##### Page excerpt #####
Episodes

You may not know who Christopher Priest is and I myself have not read anything by him prior to this, but I’d bet that just about everyone knows about at least one of his novels due to it being adapted into the film The Prestige by Christopher Nolan. This book is an anthology of some of his short stories spanning the many decades of his career. What is especially interesting about this collection is that each story is accompanied by a foreword telling something about that story came to be and an afterword recounting the aftermath of its publications. I’m sure that this would be invaluable to other aspiring writers.
##### Information shown #####
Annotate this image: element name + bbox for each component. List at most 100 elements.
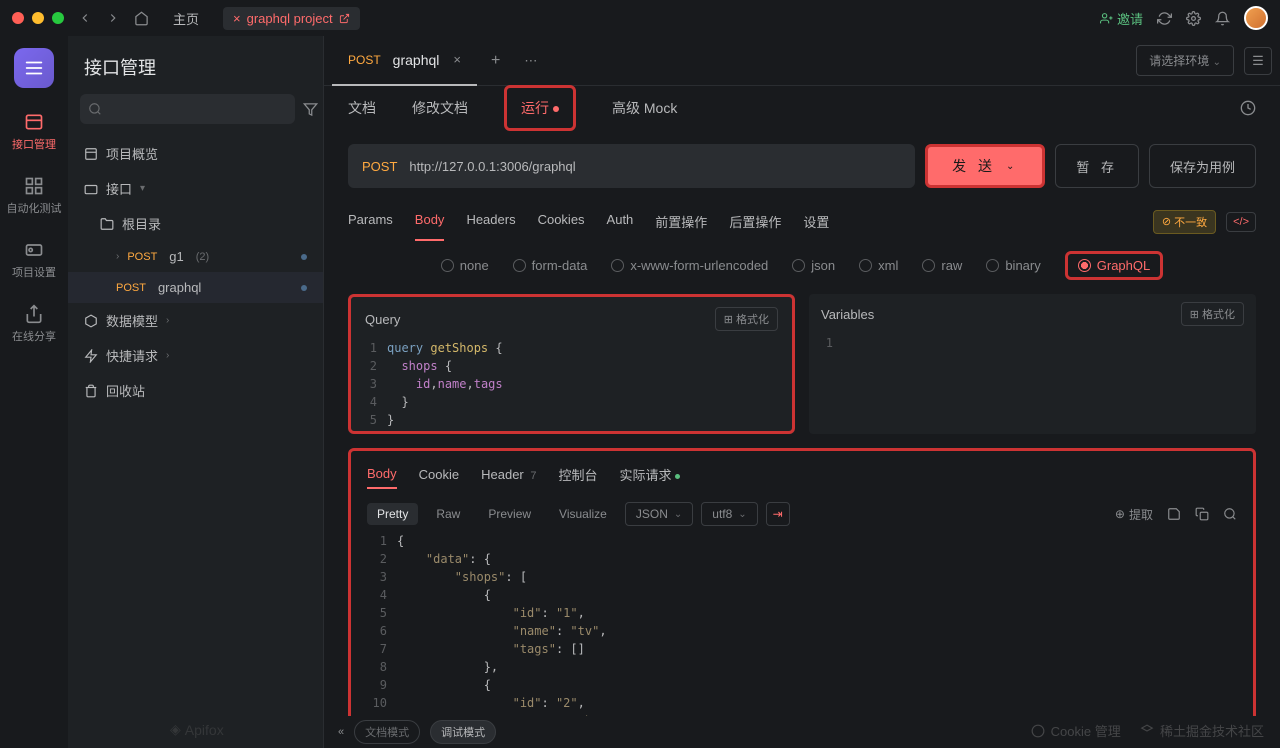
#####
List every name or title that appears in the book review, including the one in its header. The material comes from a different source than the book review.

__Answer to this exercise__.
Episodes
Christopher Priest
The Prestige
Christopher Nolan